## Short task
Begin at the line containing "Transcribe this image's" and copy exactly through the last line of the listing, skipping every picture.

## Given data
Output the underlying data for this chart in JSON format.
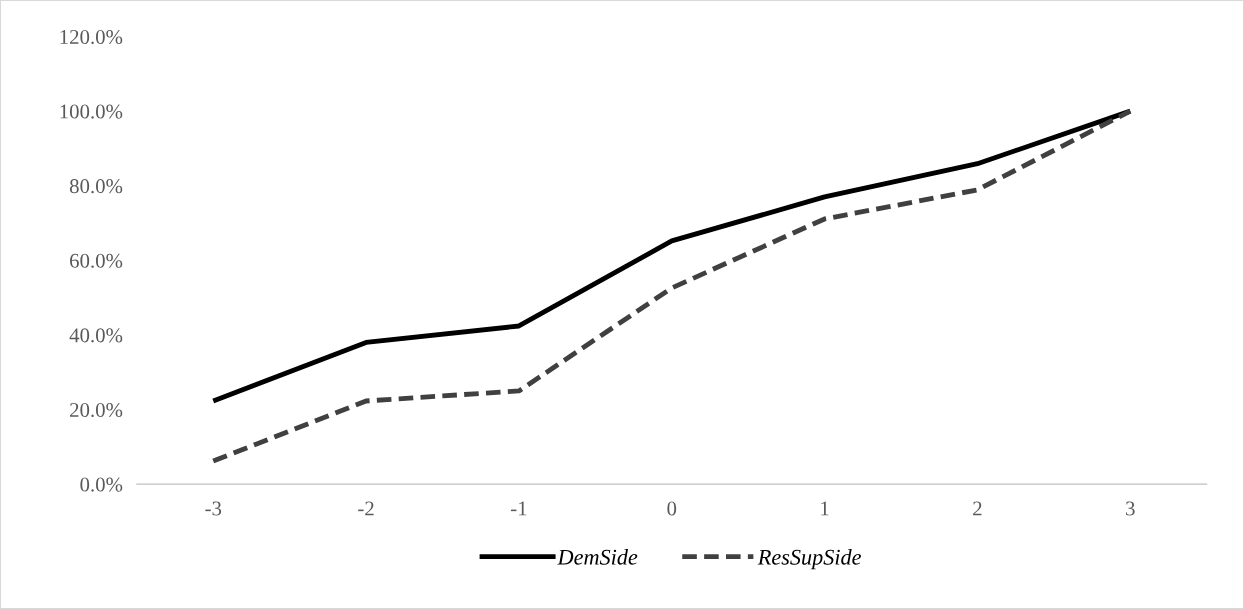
{
  "chart_data": {
    "type": "line",
    "categories": [
      "-3",
      "-2",
      "-1",
      "0",
      "1",
      "2",
      "3"
    ],
    "series": [
      {
        "name": "DemSide",
        "color": "#000000",
        "line_style": "solid",
        "values": [
          22.3,
          38.0,
          42.4,
          65.2,
          77.0,
          85.9,
          100.0
        ]
      },
      {
        "name": "ResSupSide",
        "color": "#404040",
        "line_style": "dashed",
        "values": [
          6.2,
          22.3,
          25.0,
          52.6,
          71.1,
          78.9,
          100.0
        ]
      }
    ],
    "ylim": [
      0,
      120
    ],
    "yticks": [
      {
        "value": 0,
        "label": "0.0%"
      },
      {
        "value": 20,
        "label": "20.0%"
      },
      {
        "value": 40,
        "label": "40.0%"
      },
      {
        "value": 60,
        "label": "60.0%"
      },
      {
        "value": 80,
        "label": "80.0%"
      },
      {
        "value": 100,
        "label": "100.0%"
      },
      {
        "value": 120,
        "label": "120.0%"
      }
    ],
    "grid": false,
    "legend": "bottom",
    "marker": "none"
  }
}
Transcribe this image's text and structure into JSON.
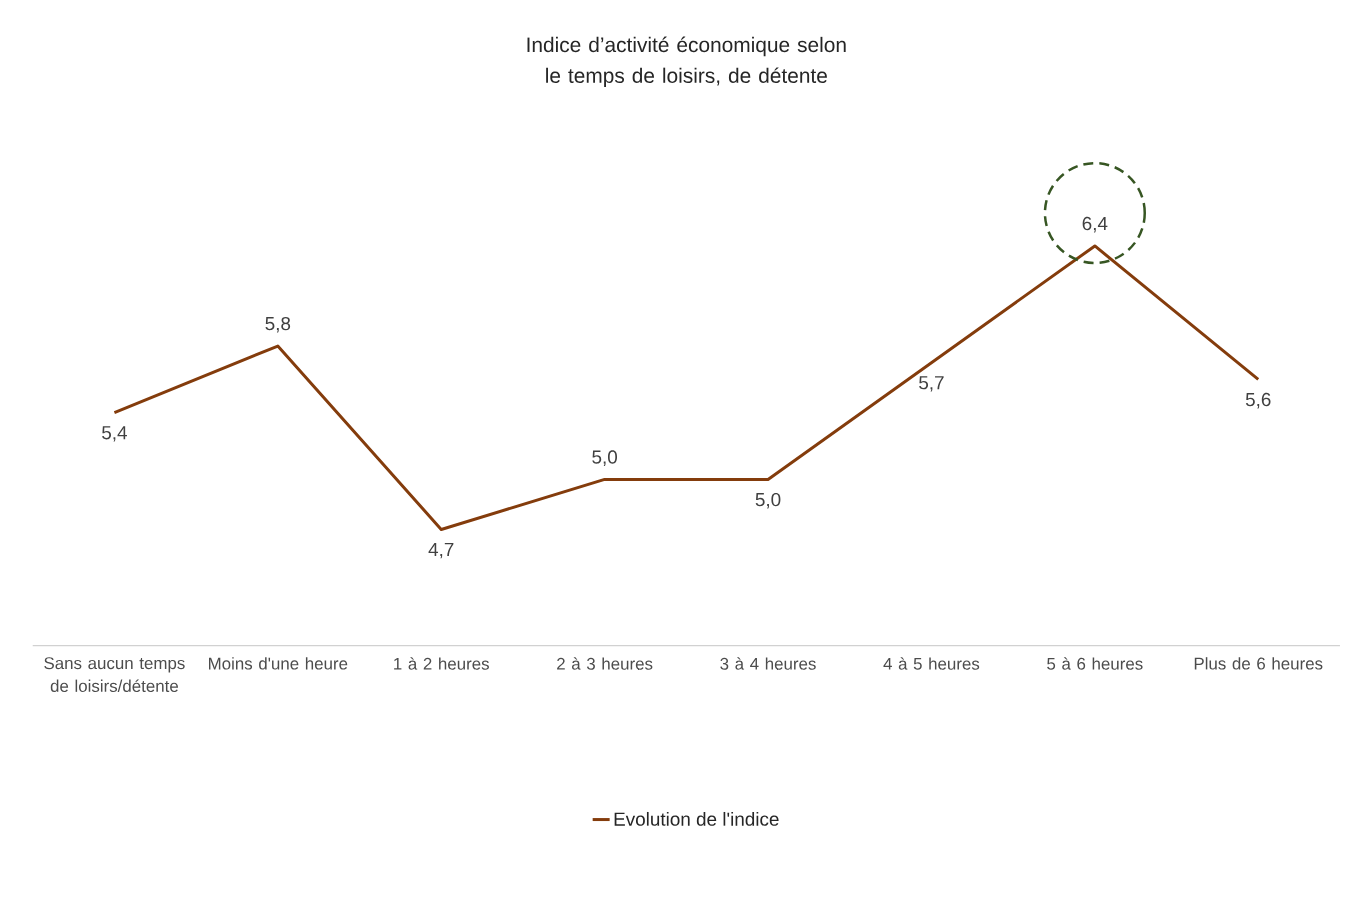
{
  "chart_data": {
    "type": "line",
    "title": "Indice d’activité économique selon le temps de loisirs, de détente",
    "categories": [
      "Sans aucun temps de loisirs/détente",
      "Moins d'une heure",
      "1 à 2 heures",
      "2 à 3 heures",
      "3 à 4 heures",
      "4 à 5 heures",
      "5 à 6 heures",
      "Plus de 6 heures"
    ],
    "series": [
      {
        "name": "Evolution de l'indice",
        "color": "#843c0c",
        "values": [
          5.4,
          5.8,
          4.7,
          5.0,
          5.0,
          5.7,
          6.4,
          5.6
        ],
        "value_labels": [
          "5,4",
          "5,8",
          "4,7",
          "5,0",
          "5,0",
          "5,7",
          "6,4",
          "5,6"
        ]
      }
    ],
    "legend": "bottom",
    "grid": false,
    "marker": "none",
    "line_style": "solid"
  }
}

## Expected answer
Transcribe this image's text and structure into JSON.
{
  "chart_data": {
    "type": "line",
    "title": "Indice d’activité économique selon le temps de loisirs, de détente",
    "categories": [
      "Sans aucun temps de loisirs/détente",
      "Moins d'une heure",
      "1 à 2 heures",
      "2 à 3 heures",
      "3 à 4 heures",
      "4 à 5 heures",
      "5 à 6 heures",
      "Plus de 6 heures"
    ],
    "series": [
      {
        "name": "Evolution de l'indice",
        "color": "#843c0c",
        "values": [
          5.4,
          5.8,
          4.7,
          5.0,
          5.0,
          5.7,
          6.4,
          5.6
        ],
        "value_labels": [
          "5,4",
          "5,8",
          "4,7",
          "5,0",
          "5,0",
          "5,7",
          "6,4",
          "5,6"
        ]
      }
    ],
    "legend": "bottom",
    "grid": false,
    "marker": "none",
    "line_style": "solid"
  }
}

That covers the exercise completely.